● OBJECTIVE
Pictures aside, write out every record exactly as it appears.

Extracted data entries
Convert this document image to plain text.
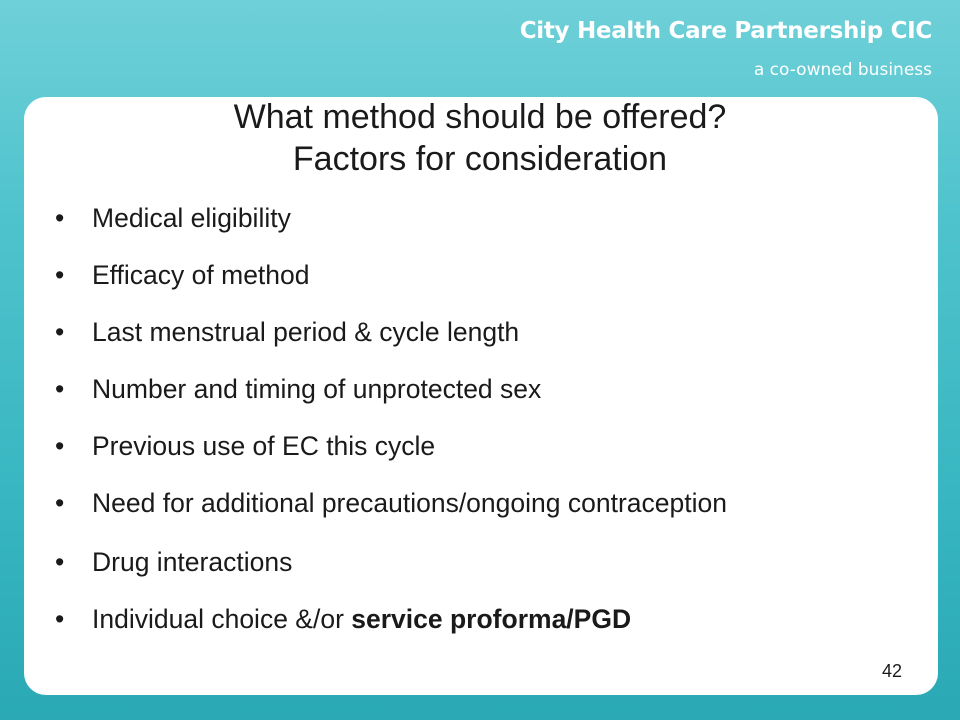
City Health Care Partnership CIC
a co-owned business
What method should be offered?
Factors for consideration
• Medical eligibility
• Efficacy of method
• Last menstrual period & cycle length
• Number and timing of unprotected sex
• Previous use of EC this cycle
• Need for additional precautions/ongoing contraception
• Drug interactions
• Individual choice &/or service proforma/PGD
42
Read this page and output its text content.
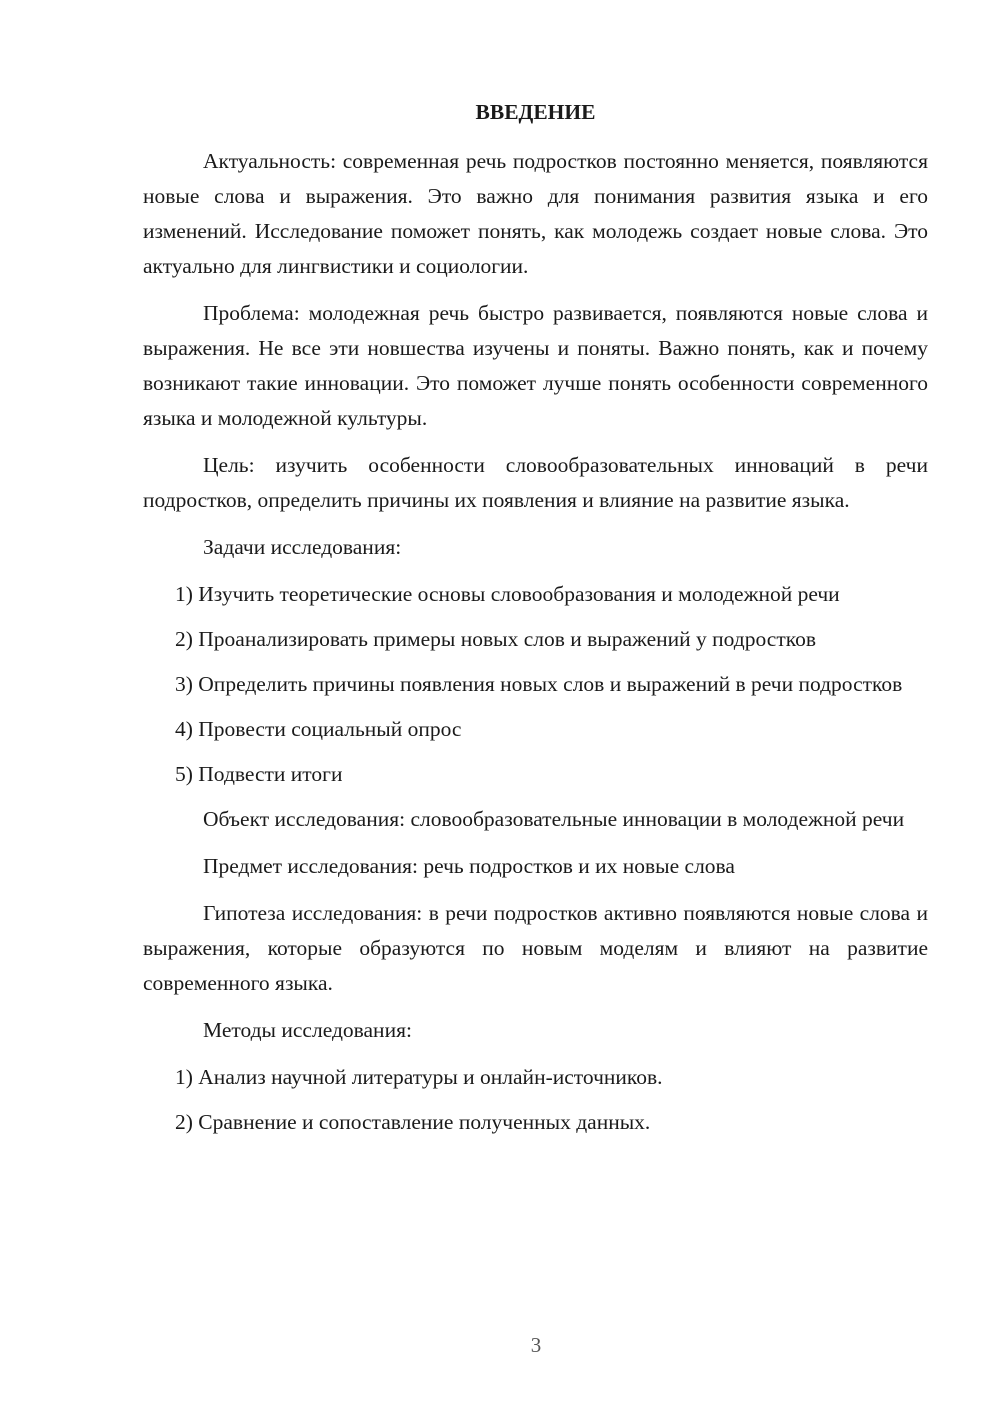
ВВЕДЕНИЕ

Актуальность: современная речь подростков постоянно меняется, появляются новые слова и выражения. Это важно для понимания развития языка и его изменений. Исследование поможет понять, как молодежь создает новые слова. Это актуально для лингвистики и социологии.

Проблема: молодежная речь быстро развивается, появляются новые слова и выражения. Не все эти новшества изучены и поняты. Важно понять, как и почему возникают такие инновации. Это поможет лучше понять особенности современного языка и молодежной культуры.

Цель: изучить особенности словообразовательных инноваций в речи подростков, определить причины их появления и влияние на развитие языка.

Задачи исследования:

1) Изучить теоретические основы словообразования и молодежной речи

2) Проанализировать примеры новых слов и выражений у подростков

3) Определить причины появления новых слов и выражений в речи подростков

4) Провести социальный опрос

5) Подвести итоги

Объект исследования: словообразовательные инновации в молодежной речи

Предмет исследования: речь подростков и их новые слова

Гипотеза исследования: в речи подростков активно появляются новые слова и выражения, которые образуются по новым моделям и влияют на развитие современного языка.

Методы исследования:

1) Анализ научной литературы и онлайн-источников.

2) Сравнение и сопоставление полученных данных.

3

● RESULT OF THE TASK
Convert this document image to plain text.
City Health Care Partnership CIC
a co-owned business
What method should be offered?
Factors for consideration
• Medical eligibility
• Efficacy of method
• Last menstrual period & cycle length
• Number and timing of unprotected sex
• Previous use of EC this cycle
• Need for additional precautions/ongoing contraception
• Drug interactions
• Individual choice &/or service proforma/PGD
42
Read this page and output its text content.
ВВЕДЕНИЕ

Актуальность: современная речь подростков постоянно меняется, появляются новые слова и выражения. Это важно для понимания развития языка и его изменений. Исследование поможет понять, как молодежь создает новые слова. Это актуально для лингвистики и социологии.

Проблема: молодежная речь быстро развивается, появляются новые слова и выражения. Не все эти новшества изучены и поняты. Важно понять, как и почему возникают такие инновации. Это поможет лучше понять особенности современного языка и молодежной культуры.

Цель: изучить особенности словообразовательных инноваций в речи подростков, определить причины их появления и влияние на развитие языка.

Задачи исследования:

1) Изучить теоретические основы словообразования и молодежной речи

2) Проанализировать примеры новых слов и выражений у подростков

3) Определить причины появления новых слов и выражений в речи подростков

4) Провести социальный опрос

5) Подвести итоги

Объект исследования: словообразовательные инновации в молодежной речи

Предмет исследования: речь подростков и их новые слова

Гипотеза исследования: в речи подростков активно появляются новые слова и выражения, которые образуются по новым моделям и влияют на развитие современного языка.

Методы исследования:

1) Анализ научной литературы и онлайн-источников.

2) Сравнение и сопоставление полученных данных.

3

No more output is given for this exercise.